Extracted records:
-- Start --

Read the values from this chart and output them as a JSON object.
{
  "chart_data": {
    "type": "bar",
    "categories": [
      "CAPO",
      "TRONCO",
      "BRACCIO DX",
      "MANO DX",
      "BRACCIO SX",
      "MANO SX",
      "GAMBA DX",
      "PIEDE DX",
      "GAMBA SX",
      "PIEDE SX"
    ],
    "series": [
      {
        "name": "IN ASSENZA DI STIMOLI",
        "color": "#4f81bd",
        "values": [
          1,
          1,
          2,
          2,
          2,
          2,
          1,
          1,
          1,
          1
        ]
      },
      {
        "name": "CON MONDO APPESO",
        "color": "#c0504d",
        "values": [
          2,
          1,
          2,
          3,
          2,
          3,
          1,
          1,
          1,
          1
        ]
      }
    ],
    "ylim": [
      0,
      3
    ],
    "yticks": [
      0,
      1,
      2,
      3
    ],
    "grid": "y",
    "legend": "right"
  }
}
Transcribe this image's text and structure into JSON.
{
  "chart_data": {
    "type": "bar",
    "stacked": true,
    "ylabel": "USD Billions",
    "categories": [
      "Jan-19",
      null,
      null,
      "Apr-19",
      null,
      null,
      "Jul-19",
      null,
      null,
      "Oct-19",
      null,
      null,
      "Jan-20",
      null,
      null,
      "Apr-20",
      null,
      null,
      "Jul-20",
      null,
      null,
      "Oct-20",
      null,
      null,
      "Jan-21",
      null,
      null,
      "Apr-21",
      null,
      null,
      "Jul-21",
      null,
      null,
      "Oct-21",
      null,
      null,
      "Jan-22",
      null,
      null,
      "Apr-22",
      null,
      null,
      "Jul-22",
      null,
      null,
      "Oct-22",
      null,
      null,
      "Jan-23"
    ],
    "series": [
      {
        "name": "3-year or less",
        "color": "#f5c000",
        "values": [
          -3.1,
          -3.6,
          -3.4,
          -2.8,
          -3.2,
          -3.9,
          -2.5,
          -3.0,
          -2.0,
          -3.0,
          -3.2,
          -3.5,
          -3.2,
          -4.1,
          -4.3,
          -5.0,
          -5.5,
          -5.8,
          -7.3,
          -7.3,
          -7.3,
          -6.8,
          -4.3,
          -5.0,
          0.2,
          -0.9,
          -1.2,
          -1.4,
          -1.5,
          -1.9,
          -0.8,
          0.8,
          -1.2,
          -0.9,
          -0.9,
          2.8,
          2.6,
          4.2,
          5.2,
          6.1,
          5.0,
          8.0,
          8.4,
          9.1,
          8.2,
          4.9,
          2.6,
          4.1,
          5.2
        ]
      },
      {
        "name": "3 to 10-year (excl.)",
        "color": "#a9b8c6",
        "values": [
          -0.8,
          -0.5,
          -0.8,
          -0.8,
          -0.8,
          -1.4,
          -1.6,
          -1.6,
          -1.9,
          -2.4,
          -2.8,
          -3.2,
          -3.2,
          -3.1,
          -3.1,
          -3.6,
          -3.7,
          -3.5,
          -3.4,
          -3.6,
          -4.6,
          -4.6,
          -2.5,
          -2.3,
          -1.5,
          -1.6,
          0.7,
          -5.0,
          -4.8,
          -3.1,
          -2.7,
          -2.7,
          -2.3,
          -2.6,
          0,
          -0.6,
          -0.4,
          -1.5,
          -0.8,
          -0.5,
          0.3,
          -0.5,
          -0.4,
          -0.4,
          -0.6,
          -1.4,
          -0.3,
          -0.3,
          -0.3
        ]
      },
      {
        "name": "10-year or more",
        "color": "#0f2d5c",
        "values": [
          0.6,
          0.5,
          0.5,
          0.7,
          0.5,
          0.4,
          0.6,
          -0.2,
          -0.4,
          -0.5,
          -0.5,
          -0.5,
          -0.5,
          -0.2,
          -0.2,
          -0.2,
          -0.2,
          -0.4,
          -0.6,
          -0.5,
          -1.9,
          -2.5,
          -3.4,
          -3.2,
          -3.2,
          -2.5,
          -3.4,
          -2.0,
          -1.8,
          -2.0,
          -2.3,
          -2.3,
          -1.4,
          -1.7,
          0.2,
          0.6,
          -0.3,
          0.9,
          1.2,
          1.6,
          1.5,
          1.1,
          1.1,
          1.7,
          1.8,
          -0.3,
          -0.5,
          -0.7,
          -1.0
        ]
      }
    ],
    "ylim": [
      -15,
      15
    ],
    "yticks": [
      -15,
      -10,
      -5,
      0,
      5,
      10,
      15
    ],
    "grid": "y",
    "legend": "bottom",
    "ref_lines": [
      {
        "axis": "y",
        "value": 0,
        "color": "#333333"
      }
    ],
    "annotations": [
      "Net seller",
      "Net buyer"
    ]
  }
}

-- End --

#### WRITTEN EXERCISE:
Look over the material above and show each line where "JSON" appears.

#### REPLY:
Read the values from this chart and output them as a JSON object.
Transcribe this image's text and structure into JSON.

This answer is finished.